▶ Aim of the exercise: Find all lines in the records that include the word "icon", and copy them out.

[Dataset items]
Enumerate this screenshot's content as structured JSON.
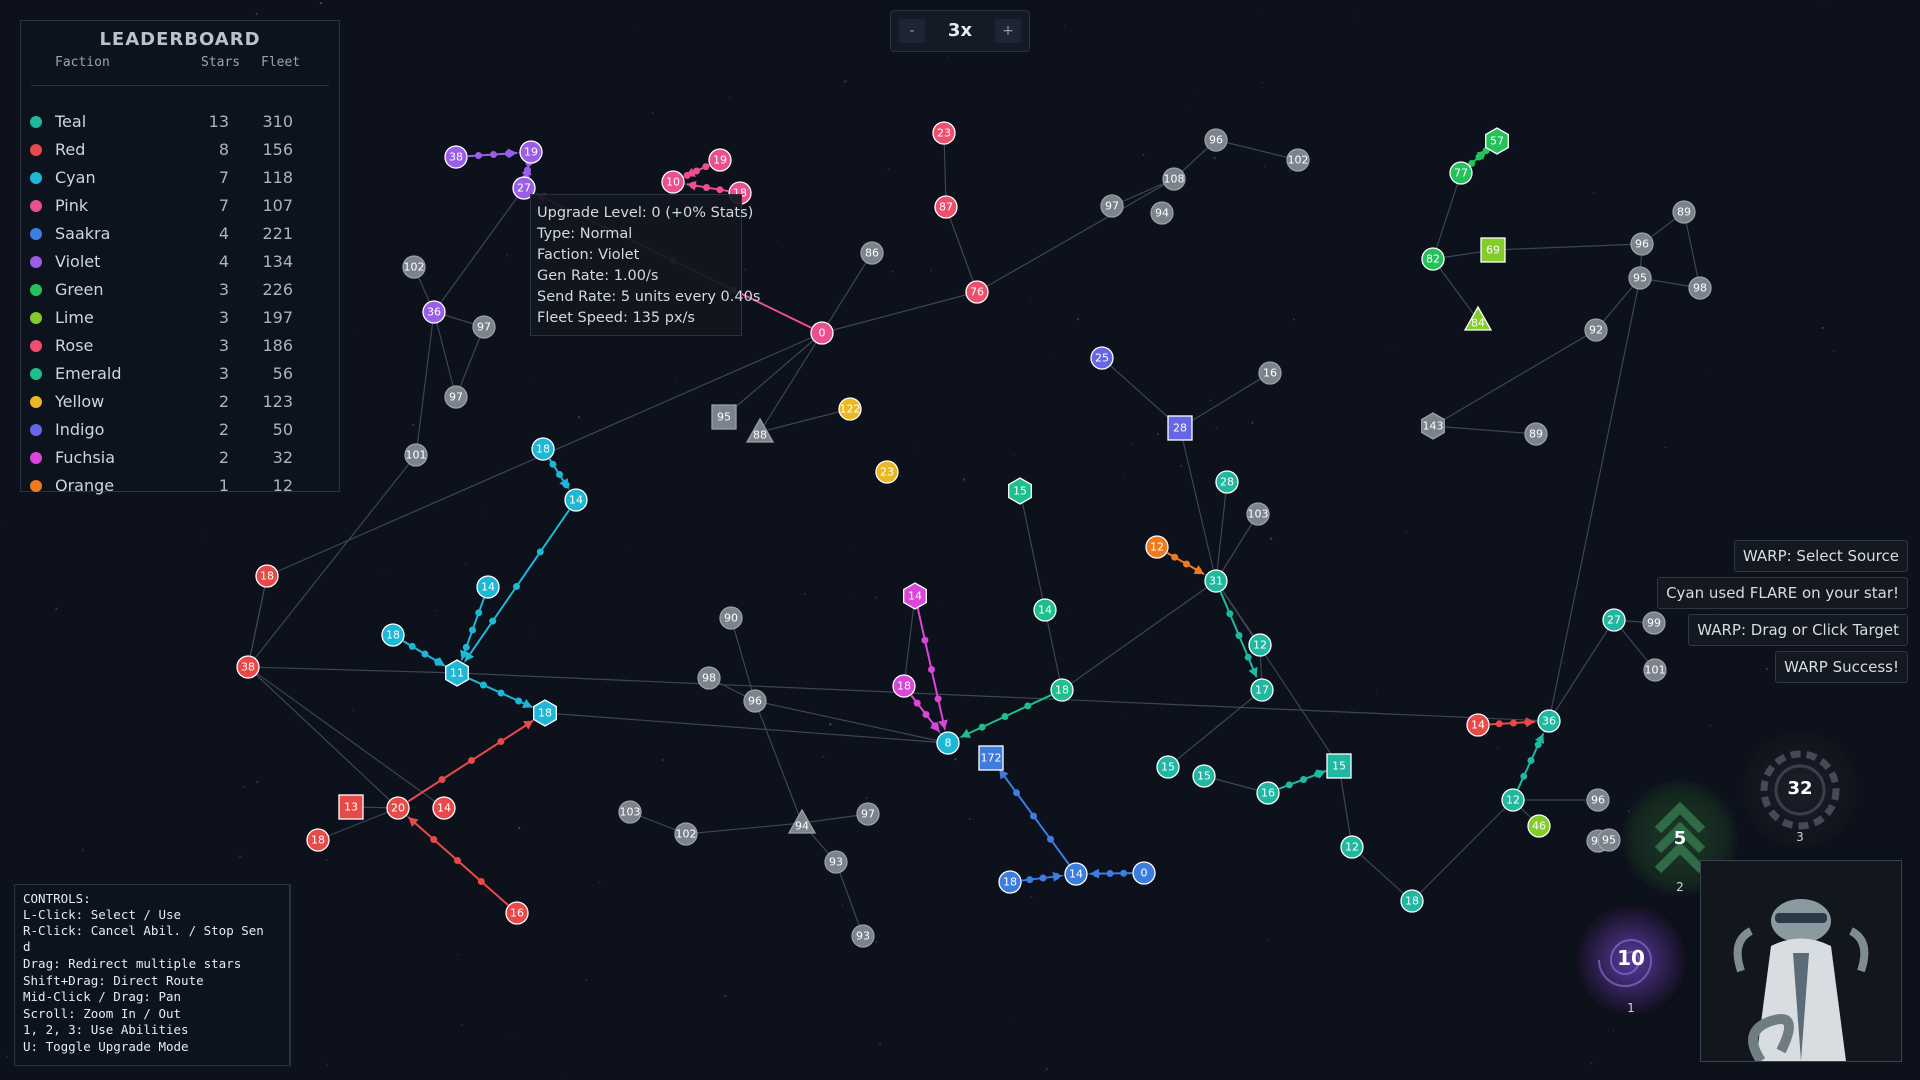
{
  "zoom": {
    "minus_label": "-",
    "level": "3x",
    "plus_label": "+"
  },
  "leaderboard": {
    "title": "LEADERBOARD",
    "col_faction": "Faction",
    "col_stars": "Stars",
    "col_fleet": "Fleet",
    "rows": [
      {
        "name": "Teal",
        "stars": "13",
        "fleet": "310",
        "color": "#20b8a0"
      },
      {
        "name": "Red",
        "stars": "8",
        "fleet": "156",
        "color": "#e84a4a"
      },
      {
        "name": "Cyan",
        "stars": "7",
        "fleet": "118",
        "color": "#1fb7d6"
      },
      {
        "name": "Pink",
        "stars": "7",
        "fleet": "107",
        "color": "#ec4f8f"
      },
      {
        "name": "Saakra",
        "stars": "4",
        "fleet": "221",
        "color": "#3e7de0"
      },
      {
        "name": "Violet",
        "stars": "4",
        "fleet": "134",
        "color": "#9a5ee8"
      },
      {
        "name": "Green",
        "stars": "3",
        "fleet": "226",
        "color": "#25c25c"
      },
      {
        "name": "Lime",
        "stars": "3",
        "fleet": "197",
        "color": "#84cc2a"
      },
      {
        "name": "Rose",
        "stars": "3",
        "fleet": "186",
        "color": "#ef4f6e"
      },
      {
        "name": "Emerald",
        "stars": "3",
        "fleet": "56",
        "color": "#1dbf8a"
      },
      {
        "name": "Yellow",
        "stars": "2",
        "fleet": "123",
        "color": "#e8b925"
      },
      {
        "name": "Indigo",
        "stars": "2",
        "fleet": "50",
        "color": "#6767e6"
      },
      {
        "name": "Fuchsia",
        "stars": "2",
        "fleet": "32",
        "color": "#d946d9"
      },
      {
        "name": "Orange",
        "stars": "1",
        "fleet": "12",
        "color": "#f07a1e"
      }
    ]
  },
  "tooltip": {
    "lines": [
      "Upgrade Level: 0 (+0% Stats)",
      "Type: Normal",
      "Faction: Violet",
      "Gen Rate: 1.00/s",
      "Send Rate: 5 units every 0.40s",
      "Fleet Speed: 135 px/s"
    ]
  },
  "controls": {
    "lines": [
      "CONTROLS:",
      "L-Click: Select / Use",
      "R-Click: Cancel Abil. / Stop Sen",
      "d",
      "Drag: Redirect multiple stars",
      "Shift+Drag: Direct Route",
      "Mid-Click / Drag: Pan",
      "Scroll: Zoom In / Out",
      "1, 2, 3: Use Abilities",
      "U: Toggle Upgrade Mode"
    ]
  },
  "messages": [
    "WARP: Select Source",
    "Cyan used FLARE on your star!",
    "WARP: Drag or Click Target",
    "WARP Success!"
  ],
  "abilities": [
    {
      "name": "warp",
      "count": "10",
      "key": "1",
      "icon": "vortex-icon"
    },
    {
      "name": "boost",
      "count": "5",
      "key": "2",
      "icon": "chevron-up-icon"
    },
    {
      "name": "shield",
      "count": "32",
      "key": "3",
      "icon": "gear-icon"
    }
  ],
  "colors": {
    "neutral": "#7d838c",
    "teal": "#20b8a0",
    "red": "#e84a4a",
    "cyan": "#1fb7d6",
    "pink": "#ec4f8f",
    "saakra": "#3e7de0",
    "violet": "#9a5ee8",
    "green": "#25c25c",
    "lime": "#84cc2a",
    "yellow": "#e8b925",
    "indigo": "#6767e6",
    "fuchsia": "#d946d9",
    "orange": "#f07a1e"
  },
  "stars": [
    {
      "id": "s1",
      "owner": "violet",
      "units": "38",
      "shape": "circle"
    },
    {
      "id": "s2",
      "owner": "violet",
      "units": "19",
      "shape": "circle"
    },
    {
      "id": "s3",
      "owner": "violet",
      "units": "27",
      "shape": "circle"
    },
    {
      "id": "s4",
      "owner": "pink",
      "units": "10",
      "shape": "circle"
    },
    {
      "id": "s5",
      "owner": "pink",
      "units": "19",
      "shape": "circle"
    },
    {
      "id": "s6",
      "owner": "pink",
      "units": "18",
      "shape": "circle"
    },
    {
      "id": "s7",
      "owner": "rose",
      "units": "23",
      "shape": "circle"
    },
    {
      "id": "s8",
      "owner": "rose",
      "units": "87",
      "shape": "circle"
    },
    {
      "id": "s9",
      "owner": "rose",
      "units": "76",
      "shape": "circle"
    },
    {
      "id": "s10",
      "owner": "pink",
      "units": "0",
      "shape": "circle"
    },
    {
      "id": "s11",
      "owner": "neutral",
      "units": "96",
      "shape": "circle"
    },
    {
      "id": "s12",
      "owner": "neutral",
      "units": "102",
      "shape": "circle"
    },
    {
      "id": "s13",
      "owner": "neutral",
      "units": "108",
      "shape": "circle"
    },
    {
      "id": "s14",
      "owner": "neutral",
      "units": "97",
      "shape": "circle"
    },
    {
      "id": "s15",
      "owner": "neutral",
      "units": "94",
      "shape": "circle"
    },
    {
      "id": "s16",
      "owner": "neutral",
      "units": "86",
      "shape": "circle"
    },
    {
      "id": "s17",
      "owner": "neutral",
      "units": "102",
      "shape": "circle"
    },
    {
      "id": "s18",
      "owner": "violet",
      "units": "36",
      "shape": "circle"
    },
    {
      "id": "s19",
      "owner": "neutral",
      "units": "97",
      "shape": "circle"
    },
    {
      "id": "s20",
      "owner": "neutral",
      "units": "97",
      "shape": "circle"
    },
    {
      "id": "s21",
      "owner": "neutral",
      "units": "101",
      "shape": "circle"
    },
    {
      "id": "s22",
      "owner": "neutral",
      "units": "95",
      "shape": "square"
    },
    {
      "id": "s23",
      "owner": "neutral",
      "units": "88",
      "shape": "triangle"
    },
    {
      "id": "s24",
      "owner": "yellow",
      "units": "122",
      "shape": "circle"
    },
    {
      "id": "s25",
      "owner": "yellow",
      "units": "23",
      "shape": "circle"
    },
    {
      "id": "s26",
      "owner": "green",
      "units": "57",
      "shape": "hexagon"
    },
    {
      "id": "s27",
      "owner": "green",
      "units": "77",
      "shape": "circle"
    },
    {
      "id": "s28",
      "owner": "green",
      "units": "82",
      "shape": "circle"
    },
    {
      "id": "s29",
      "owner": "lime",
      "units": "69",
      "shape": "square"
    },
    {
      "id": "s30",
      "owner": "lime",
      "units": "84",
      "shape": "triangle"
    },
    {
      "id": "s31",
      "owner": "neutral",
      "units": "89",
      "shape": "circle"
    },
    {
      "id": "s32",
      "owner": "neutral",
      "units": "96",
      "shape": "circle"
    },
    {
      "id": "s33",
      "owner": "neutral",
      "units": "95",
      "shape": "circle"
    },
    {
      "id": "s34",
      "owner": "neutral",
      "units": "98",
      "shape": "circle"
    },
    {
      "id": "s35",
      "owner": "neutral",
      "units": "92",
      "shape": "circle"
    },
    {
      "id": "s36",
      "owner": "neutral",
      "units": "143",
      "shape": "hexagon"
    },
    {
      "id": "s37",
      "owner": "neutral",
      "units": "89",
      "shape": "circle"
    },
    {
      "id": "s38",
      "owner": "indigo",
      "units": "25",
      "shape": "circle"
    },
    {
      "id": "s39",
      "owner": "neutral",
      "units": "16",
      "shape": "circle"
    },
    {
      "id": "s40",
      "owner": "indigo",
      "units": "28",
      "shape": "square"
    },
    {
      "id": "s41",
      "owner": "teal",
      "units": "28",
      "shape": "circle"
    },
    {
      "id": "s42",
      "owner": "neutral",
      "units": "103",
      "shape": "circle"
    },
    {
      "id": "s43",
      "owner": "orange",
      "units": "12",
      "shape": "circle"
    },
    {
      "id": "s44",
      "owner": "teal",
      "units": "31",
      "shape": "circle"
    },
    {
      "id": "s45",
      "owner": "teal",
      "units": "12",
      "shape": "circle"
    },
    {
      "id": "s46",
      "owner": "teal",
      "units": "17",
      "shape": "circle"
    },
    {
      "id": "s47",
      "owner": "emerald",
      "units": "15",
      "shape": "hexagon"
    },
    {
      "id": "s48",
      "owner": "emerald",
      "units": "14",
      "shape": "circle"
    },
    {
      "id": "s49",
      "owner": "emerald",
      "units": "18",
      "shape": "circle"
    },
    {
      "id": "s50",
      "owner": "cyan",
      "units": "18",
      "shape": "circle"
    },
    {
      "id": "s51",
      "owner": "cyan",
      "units": "14",
      "shape": "circle"
    },
    {
      "id": "s52",
      "owner": "cyan",
      "units": "14",
      "shape": "circle"
    },
    {
      "id": "s53",
      "owner": "cyan",
      "units": "18",
      "shape": "circle"
    },
    {
      "id": "s54",
      "owner": "cyan",
      "units": "11",
      "shape": "hexagon"
    },
    {
      "id": "s55",
      "owner": "cyan",
      "units": "18",
      "shape": "hexagon"
    },
    {
      "id": "s56",
      "owner": "red",
      "units": "18",
      "shape": "circle"
    },
    {
      "id": "s57",
      "owner": "red",
      "units": "38",
      "shape": "circle"
    },
    {
      "id": "s58",
      "owner": "red",
      "units": "13",
      "shape": "square"
    },
    {
      "id": "s59",
      "owner": "red",
      "units": "20",
      "shape": "circle"
    },
    {
      "id": "s60",
      "owner": "red",
      "units": "14",
      "shape": "circle"
    },
    {
      "id": "s61",
      "owner": "red",
      "units": "18",
      "shape": "circle"
    },
    {
      "id": "s62",
      "owner": "red",
      "units": "16",
      "shape": "circle"
    },
    {
      "id": "s63",
      "owner": "neutral",
      "units": "90",
      "shape": "circle"
    },
    {
      "id": "s64",
      "owner": "neutral",
      "units": "98",
      "shape": "circle"
    },
    {
      "id": "s65",
      "owner": "neutral",
      "units": "96",
      "shape": "circle"
    },
    {
      "id": "s66",
      "owner": "fuchsia",
      "units": "14",
      "shape": "hexagon"
    },
    {
      "id": "s67",
      "owner": "fuchsia",
      "units": "18",
      "shape": "circle"
    },
    {
      "id": "s68",
      "owner": "cyan",
      "units": "8",
      "shape": "circle"
    },
    {
      "id": "s69",
      "owner": "saakra",
      "units": "172",
      "shape": "square"
    },
    {
      "id": "s70",
      "owner": "saakra",
      "units": "18",
      "shape": "circle"
    },
    {
      "id": "s71",
      "owner": "saakra",
      "units": "14",
      "shape": "circle"
    },
    {
      "id": "s72",
      "owner": "saakra",
      "units": "0",
      "shape": "circle"
    },
    {
      "id": "s73",
      "owner": "neutral",
      "units": "103",
      "shape": "circle"
    },
    {
      "id": "s74",
      "owner": "neutral",
      "units": "102",
      "shape": "circle"
    },
    {
      "id": "s75",
      "owner": "neutral",
      "units": "94",
      "shape": "triangle"
    },
    {
      "id": "s76",
      "owner": "neutral",
      "units": "97",
      "shape": "circle"
    },
    {
      "id": "s77",
      "owner": "neutral",
      "units": "93",
      "shape": "circle"
    },
    {
      "id": "s78",
      "owner": "neutral",
      "units": "93",
      "shape": "circle"
    },
    {
      "id": "s79",
      "owner": "teal",
      "units": "15",
      "shape": "circle"
    },
    {
      "id": "s80",
      "owner": "teal",
      "units": "15",
      "shape": "circle"
    },
    {
      "id": "s81",
      "owner": "teal",
      "units": "16",
      "shape": "circle"
    },
    {
      "id": "s82",
      "owner": "teal",
      "units": "15",
      "shape": "square"
    },
    {
      "id": "s83",
      "owner": "teal",
      "units": "12",
      "shape": "circle"
    },
    {
      "id": "s84",
      "owner": "teal",
      "units": "18",
      "shape": "circle"
    },
    {
      "id": "s85",
      "owner": "red",
      "units": "14",
      "shape": "circle"
    },
    {
      "id": "s86",
      "owner": "teal",
      "units": "36",
      "shape": "circle"
    },
    {
      "id": "s87",
      "owner": "teal",
      "units": "12",
      "shape": "circle"
    },
    {
      "id": "s88",
      "owner": "lime",
      "units": "46",
      "shape": "circle"
    },
    {
      "id": "s89",
      "owner": "teal",
      "units": "27",
      "shape": "circle"
    },
    {
      "id": "s90",
      "owner": "neutral",
      "units": "99",
      "shape": "circle"
    },
    {
      "id": "s91",
      "owner": "neutral",
      "units": "101",
      "shape": "circle"
    },
    {
      "id": "s92",
      "owner": "neutral",
      "units": "99",
      "shape": "circle"
    },
    {
      "id": "s93",
      "owner": "neutral",
      "units": "96",
      "shape": "circle"
    },
    {
      "id": "s94",
      "owner": "neutral",
      "units": "95",
      "shape": "circle"
    }
  ]
}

▶ Right answer:
      "icon": "vortex-icon"
      "icon": "chevron-up-icon"
      "icon": "gear-icon"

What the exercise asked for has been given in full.